Records about charts and figures
• • •

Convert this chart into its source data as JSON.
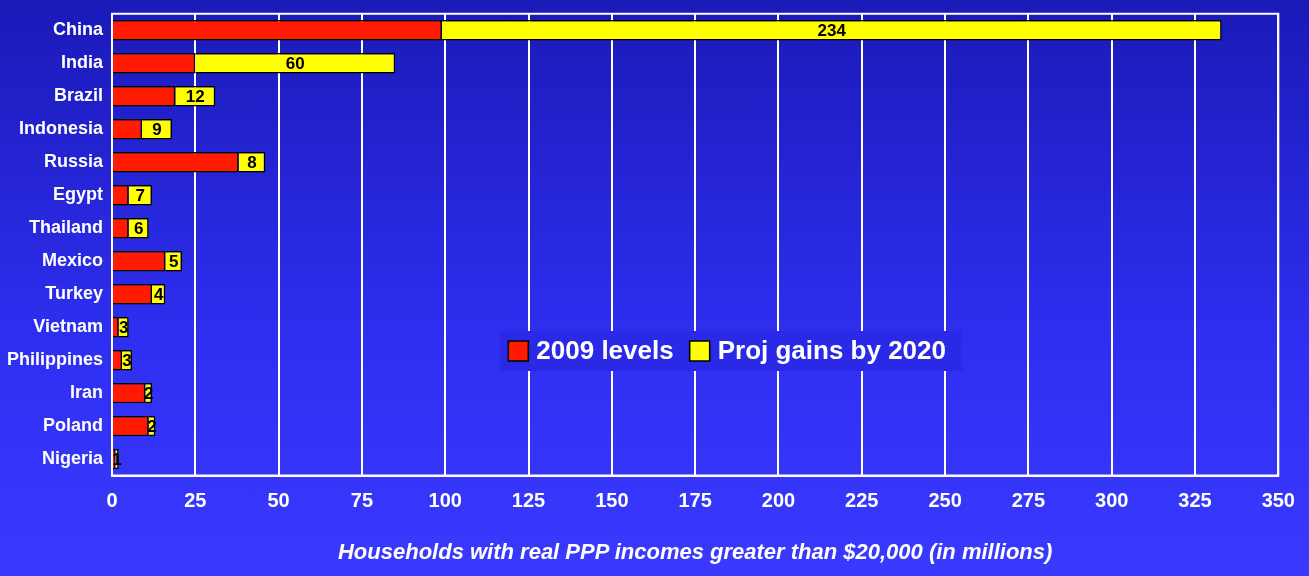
{
  "chart_data": {
    "type": "bar",
    "orientation": "horizontal",
    "stacked": true,
    "xlabel": "Households with real PPP incomes greater than $20,000 (in millions)",
    "categories": [
      "China",
      "India",
      "Brazil",
      "Indonesia",
      "Russia",
      "Egypt",
      "Thailand",
      "Mexico",
      "Turkey",
      "Vietnam",
      "Philippines",
      "Iran",
      "Poland",
      "Nigeria"
    ],
    "series": [
      {
        "name": "2009 levels",
        "color": "#ff1a00",
        "values": [
          99,
          25,
          19,
          9,
          38,
          5,
          5,
          16,
          12,
          2,
          3,
          10,
          11,
          1
        ]
      },
      {
        "name": "Proj gains by 2020",
        "color": "#ffff00",
        "values": [
          234,
          60,
          12,
          9,
          8,
          7,
          6,
          5,
          4,
          3,
          3,
          2,
          2,
          1
        ],
        "value_labels": [
          "234",
          "60",
          "12",
          "9",
          "8",
          "7",
          "6",
          "5",
          "4",
          "3",
          "3",
          "2",
          "2",
          "1"
        ]
      }
    ],
    "xlim": [
      0,
      350
    ],
    "xticks": [
      0,
      25,
      50,
      75,
      100,
      125,
      150,
      175,
      200,
      225,
      250,
      275,
      300,
      325,
      350
    ],
    "grid": "x",
    "legend": "bottom"
  }
}
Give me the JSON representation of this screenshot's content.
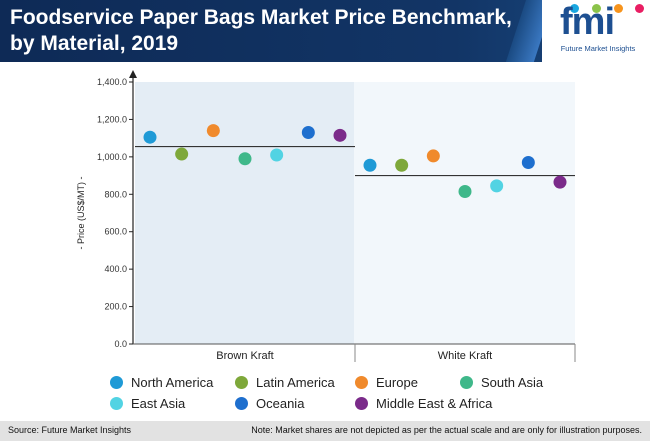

• • •

EXERCISE DETAILS | Extract from the material all lines containing the string "name".

CORRECT RESULT |
        "name": "2009 levels",
        "name": "Proj gains by 2020",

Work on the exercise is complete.